=== Dataset entries ===

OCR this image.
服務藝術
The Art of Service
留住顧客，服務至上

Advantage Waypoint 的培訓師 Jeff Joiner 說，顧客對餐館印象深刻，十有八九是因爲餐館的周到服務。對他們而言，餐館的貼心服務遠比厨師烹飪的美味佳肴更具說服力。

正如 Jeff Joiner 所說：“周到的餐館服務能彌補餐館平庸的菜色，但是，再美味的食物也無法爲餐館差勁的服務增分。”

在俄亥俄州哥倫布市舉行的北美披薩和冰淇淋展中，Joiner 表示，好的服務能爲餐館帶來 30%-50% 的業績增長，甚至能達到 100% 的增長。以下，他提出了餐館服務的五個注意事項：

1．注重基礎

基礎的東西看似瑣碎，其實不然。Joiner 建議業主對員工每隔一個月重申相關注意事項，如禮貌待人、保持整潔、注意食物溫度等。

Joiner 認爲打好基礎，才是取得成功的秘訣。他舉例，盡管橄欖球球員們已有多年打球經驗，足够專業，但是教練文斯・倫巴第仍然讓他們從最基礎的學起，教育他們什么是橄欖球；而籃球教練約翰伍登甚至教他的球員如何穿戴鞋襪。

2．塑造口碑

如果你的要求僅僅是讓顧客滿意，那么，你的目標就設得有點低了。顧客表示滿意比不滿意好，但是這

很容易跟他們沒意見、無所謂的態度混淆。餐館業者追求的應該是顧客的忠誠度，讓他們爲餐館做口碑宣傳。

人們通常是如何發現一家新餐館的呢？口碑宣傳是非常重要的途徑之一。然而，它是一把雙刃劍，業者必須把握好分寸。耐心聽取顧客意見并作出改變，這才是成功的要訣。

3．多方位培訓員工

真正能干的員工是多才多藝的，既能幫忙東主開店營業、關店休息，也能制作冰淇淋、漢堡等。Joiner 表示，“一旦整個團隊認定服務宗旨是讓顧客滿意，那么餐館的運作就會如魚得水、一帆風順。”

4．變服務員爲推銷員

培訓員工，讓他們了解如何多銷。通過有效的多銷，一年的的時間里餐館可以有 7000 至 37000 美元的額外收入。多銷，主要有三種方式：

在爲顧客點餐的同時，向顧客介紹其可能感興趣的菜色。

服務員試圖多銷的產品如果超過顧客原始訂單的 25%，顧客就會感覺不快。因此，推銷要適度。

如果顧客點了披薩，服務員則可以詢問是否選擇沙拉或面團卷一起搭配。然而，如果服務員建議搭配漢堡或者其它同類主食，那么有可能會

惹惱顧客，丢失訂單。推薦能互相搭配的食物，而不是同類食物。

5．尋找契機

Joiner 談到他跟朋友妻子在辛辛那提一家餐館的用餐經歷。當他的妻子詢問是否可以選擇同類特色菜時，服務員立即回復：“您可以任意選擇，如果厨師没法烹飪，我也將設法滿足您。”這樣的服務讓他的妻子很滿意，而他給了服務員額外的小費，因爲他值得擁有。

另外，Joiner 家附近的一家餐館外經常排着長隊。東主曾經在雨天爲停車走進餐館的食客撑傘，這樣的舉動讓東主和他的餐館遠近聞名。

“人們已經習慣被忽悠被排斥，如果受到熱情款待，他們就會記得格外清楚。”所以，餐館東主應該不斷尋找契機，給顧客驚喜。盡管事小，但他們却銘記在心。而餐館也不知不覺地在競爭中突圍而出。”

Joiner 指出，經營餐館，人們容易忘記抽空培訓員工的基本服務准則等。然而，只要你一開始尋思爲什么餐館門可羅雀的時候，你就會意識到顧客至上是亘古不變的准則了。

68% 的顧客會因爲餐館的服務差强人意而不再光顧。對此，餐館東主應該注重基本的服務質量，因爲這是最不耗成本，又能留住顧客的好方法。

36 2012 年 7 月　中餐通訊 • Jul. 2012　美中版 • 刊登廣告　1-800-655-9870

===

• What is asked:
Reproduce the entire listing word for word.

• Exercise answer:
OCR this image.
服務藝術
The Art of Service
留住顧客，服務至上

Advantage Waypoint 的培訓師 Jeff Joiner 說，顧客對餐館印象深刻，十有八九是因爲餐館的周到服務。對他們而言，餐館的貼心服務遠比厨師烹飪的美味佳肴更具說服力。

正如 Jeff Joiner 所說：“周到的餐館服務能彌補餐館平庸的菜色，但是，再美味的食物也無法爲餐館差勁的服務增分。”

在俄亥俄州哥倫布市舉行的北美披薩和冰淇淋展中，Joiner 表示，好的服務能爲餐館帶來 30%-50% 的業績增長，甚至能達到 100% 的增長。以下，他提出了餐館服務的五個注意事項：

1．注重基礎

基礎的東西看似瑣碎，其實不然。Joiner 建議業主對員工每隔一個月重申相關注意事項，如禮貌待人、保持整潔、注意食物溫度等。

Joiner 認爲打好基礎，才是取得成功的秘訣。他舉例，盡管橄欖球球員們已有多年打球經驗，足够專業，但是教練文斯・倫巴第仍然讓他們從最基礎的學起，教育他們什么是橄欖球；而籃球教練約翰伍登甚至教他的球員如何穿戴鞋襪。

2．塑造口碑

如果你的要求僅僅是讓顧客滿意，那么，你的目標就設得有點低了。顧客表示滿意比不滿意好，但是這

很容易跟他們沒意見、無所謂的態度混淆。餐館業者追求的應該是顧客的忠誠度，讓他們爲餐館做口碑宣傳。

人們通常是如何發現一家新餐館的呢？口碑宣傳是非常重要的途徑之一。然而，它是一把雙刃劍，業者必須把握好分寸。耐心聽取顧客意見并作出改變，這才是成功的要訣。

3．多方位培訓員工

真正能干的員工是多才多藝的，既能幫忙東主開店營業、關店休息，也能制作冰淇淋、漢堡等。Joiner 表示，“一旦整個團隊認定服務宗旨是讓顧客滿意，那么餐館的運作就會如魚得水、一帆風順。”

4．變服務員爲推銷員

培訓員工，讓他們了解如何多銷。通過有效的多銷，一年的的時間里餐館可以有 7000 至 37000 美元的額外收入。多銷，主要有三種方式：

在爲顧客點餐的同時，向顧客介紹其可能感興趣的菜色。

服務員試圖多銷的產品如果超過顧客原始訂單的 25%，顧客就會感覺不快。因此，推銷要適度。

如果顧客點了披薩，服務員則可以詢問是否選擇沙拉或面團卷一起搭配。然而，如果服務員建議搭配漢堡或者其它同類主食，那么有可能會

惹惱顧客，丢失訂單。推薦能互相搭配的食物，而不是同類食物。

5．尋找契機

Joiner 談到他跟朋友妻子在辛辛那提一家餐館的用餐經歷。當他的妻子詢問是否可以選擇同類特色菜時，服務員立即回復：“您可以任意選擇，如果厨師没法烹飪，我也將設法滿足您。”這樣的服務讓他的妻子很滿意，而他給了服務員額外的小費，因爲他值得擁有。

另外，Joiner 家附近的一家餐館外經常排着長隊。東主曾經在雨天爲停車走進餐館的食客撑傘，這樣的舉動讓東主和他的餐館遠近聞名。

“人們已經習慣被忽悠被排斥，如果受到熱情款待，他們就會記得格外清楚。”所以，餐館東主應該不斷尋找契機，給顧客驚喜。盡管事小，但他們却銘記在心。而餐館也不知不覺地在競爭中突圍而出。”

Joiner 指出，經營餐館，人們容易忘記抽空培訓員工的基本服務准則等。然而，只要你一開始尋思爲什么餐館門可羅雀的時候，你就會意識到顧客至上是亘古不變的准則了。

68% 的顧客會因爲餐館的服務差强人意而不再光顧。對此，餐館東主應該注重基本的服務質量，因爲這是最不耗成本，又能留住顧客的好方法。

36 2012 年 7 月　中餐通訊 • Jul. 2012　美中版 • 刊登廣告　1-800-655-9870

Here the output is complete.